(Given exercise) Copy out the material below in full, but not its images.

(Data to use)

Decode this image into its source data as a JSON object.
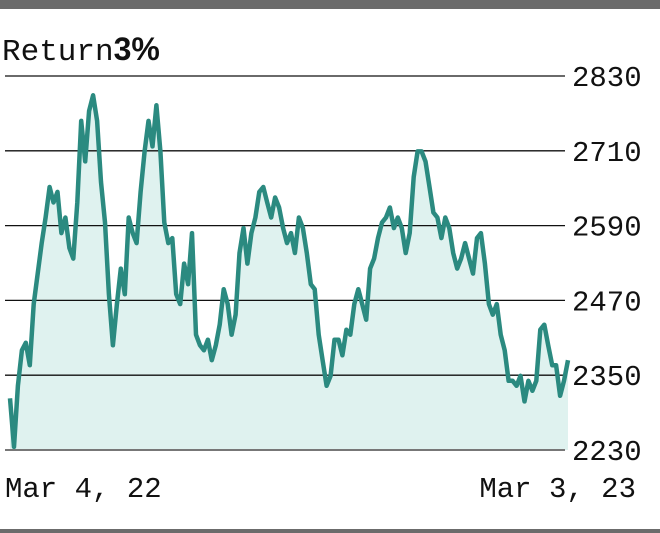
{
  "chart_data": {
    "type": "area",
    "title": "Return",
    "title_value": "3%",
    "categories": [
      "Mar 4, 22",
      null,
      null,
      null,
      null,
      null,
      null,
      null,
      null,
      null,
      null,
      null,
      null,
      null,
      null,
      null,
      null,
      null,
      null,
      null,
      null,
      null,
      null,
      null,
      null,
      null,
      null,
      null,
      null,
      null,
      null,
      null,
      null,
      null,
      null,
      null,
      null,
      null,
      null,
      null,
      null,
      null,
      null,
      null,
      null,
      null,
      null,
      null,
      null,
      null,
      null,
      null,
      null,
      null,
      null,
      null,
      null,
      null,
      null,
      null,
      null,
      null,
      null,
      null,
      null,
      null,
      null,
      null,
      null,
      null,
      null,
      null,
      null,
      null,
      null,
      null,
      null,
      null,
      null,
      null,
      null,
      null,
      null,
      null,
      null,
      null,
      null,
      null,
      null,
      null,
      null,
      null,
      null,
      null,
      null,
      null,
      null,
      null,
      null,
      null,
      null,
      null,
      null,
      null,
      null,
      null,
      null,
      null,
      null,
      null,
      null,
      null,
      null,
      null,
      null,
      null,
      null,
      null,
      null,
      null,
      null,
      null,
      null,
      null,
      null,
      null,
      null,
      null,
      null,
      null,
      null,
      null,
      null,
      null,
      null,
      null,
      null,
      null,
      null,
      null,
      null,
      "Mar 3, 23"
    ],
    "values": [
      2313,
      2235,
      2333,
      2390,
      2402,
      2366,
      2464,
      2513,
      2562,
      2603,
      2652,
      2627,
      2644,
      2578,
      2603,
      2554,
      2537,
      2627,
      2758,
      2693,
      2774,
      2799,
      2758,
      2660,
      2595,
      2480,
      2398,
      2464,
      2521,
      2480,
      2603,
      2578,
      2562,
      2644,
      2709,
      2758,
      2717,
      2783,
      2709,
      2595,
      2562,
      2570,
      2480,
      2464,
      2529,
      2496,
      2578,
      2415,
      2398,
      2390,
      2407,
      2374,
      2398,
      2431,
      2488,
      2464,
      2415,
      2447,
      2546,
      2586,
      2529,
      2578,
      2603,
      2644,
      2652,
      2627,
      2603,
      2635,
      2619,
      2586,
      2562,
      2578,
      2546,
      2603,
      2586,
      2546,
      2496,
      2488,
      2415,
      2374,
      2333,
      2349,
      2407,
      2407,
      2382,
      2423,
      2415,
      2464,
      2488,
      2464,
      2439,
      2521,
      2537,
      2570,
      2595,
      2603,
      2619,
      2586,
      2603,
      2586,
      2546,
      2578,
      2668,
      2709,
      2709,
      2693,
      2652,
      2611,
      2603,
      2570,
      2603,
      2586,
      2546,
      2521,
      2537,
      2562,
      2537,
      2513,
      2570,
      2578,
      2529,
      2464,
      2447,
      2464,
      2415,
      2390,
      2341,
      2341,
      2333,
      2349,
      2308,
      2341,
      2325,
      2341,
      2423,
      2431,
      2398,
      2366,
      2366,
      2317,
      2341,
      2374
    ],
    "color": "#2b8a80",
    "fill": "#dff2ef",
    "ylim": [
      2230,
      2830
    ],
    "yticks": [
      2230,
      2350,
      2470,
      2590,
      2710,
      2830
    ],
    "grid": true
  }
}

(Result for this task)
Decode this image into its source data as a JSON object.
{
  "chart_data": {
    "type": "area",
    "title": "Return",
    "title_value": "3%",
    "categories": [
      "Mar 4, 22",
      null,
      null,
      null,
      null,
      null,
      null,
      null,
      null,
      null,
      null,
      null,
      null,
      null,
      null,
      null,
      null,
      null,
      null,
      null,
      null,
      null,
      null,
      null,
      null,
      null,
      null,
      null,
      null,
      null,
      null,
      null,
      null,
      null,
      null,
      null,
      null,
      null,
      null,
      null,
      null,
      null,
      null,
      null,
      null,
      null,
      null,
      null,
      null,
      null,
      null,
      null,
      null,
      null,
      null,
      null,
      null,
      null,
      null,
      null,
      null,
      null,
      null,
      null,
      null,
      null,
      null,
      null,
      null,
      null,
      null,
      null,
      null,
      null,
      null,
      null,
      null,
      null,
      null,
      null,
      null,
      null,
      null,
      null,
      null,
      null,
      null,
      null,
      null,
      null,
      null,
      null,
      null,
      null,
      null,
      null,
      null,
      null,
      null,
      null,
      null,
      null,
      null,
      null,
      null,
      null,
      null,
      null,
      null,
      null,
      null,
      null,
      null,
      null,
      null,
      null,
      null,
      null,
      null,
      null,
      null,
      null,
      null,
      null,
      null,
      null,
      null,
      null,
      null,
      null,
      null,
      null,
      null,
      null,
      null,
      null,
      null,
      null,
      null,
      null,
      null,
      "Mar 3, 23"
    ],
    "values": [
      2313,
      2235,
      2333,
      2390,
      2402,
      2366,
      2464,
      2513,
      2562,
      2603,
      2652,
      2627,
      2644,
      2578,
      2603,
      2554,
      2537,
      2627,
      2758,
      2693,
      2774,
      2799,
      2758,
      2660,
      2595,
      2480,
      2398,
      2464,
      2521,
      2480,
      2603,
      2578,
      2562,
      2644,
      2709,
      2758,
      2717,
      2783,
      2709,
      2595,
      2562,
      2570,
      2480,
      2464,
      2529,
      2496,
      2578,
      2415,
      2398,
      2390,
      2407,
      2374,
      2398,
      2431,
      2488,
      2464,
      2415,
      2447,
      2546,
      2586,
      2529,
      2578,
      2603,
      2644,
      2652,
      2627,
      2603,
      2635,
      2619,
      2586,
      2562,
      2578,
      2546,
      2603,
      2586,
      2546,
      2496,
      2488,
      2415,
      2374,
      2333,
      2349,
      2407,
      2407,
      2382,
      2423,
      2415,
      2464,
      2488,
      2464,
      2439,
      2521,
      2537,
      2570,
      2595,
      2603,
      2619,
      2586,
      2603,
      2586,
      2546,
      2578,
      2668,
      2709,
      2709,
      2693,
      2652,
      2611,
      2603,
      2570,
      2603,
      2586,
      2546,
      2521,
      2537,
      2562,
      2537,
      2513,
      2570,
      2578,
      2529,
      2464,
      2447,
      2464,
      2415,
      2390,
      2341,
      2341,
      2333,
      2349,
      2308,
      2341,
      2325,
      2341,
      2423,
      2431,
      2398,
      2366,
      2366,
      2317,
      2341,
      2374
    ],
    "color": "#2b8a80",
    "fill": "#dff2ef",
    "ylim": [
      2230,
      2830
    ],
    "yticks": [
      2230,
      2350,
      2470,
      2590,
      2710,
      2830
    ],
    "grid": true
  }
}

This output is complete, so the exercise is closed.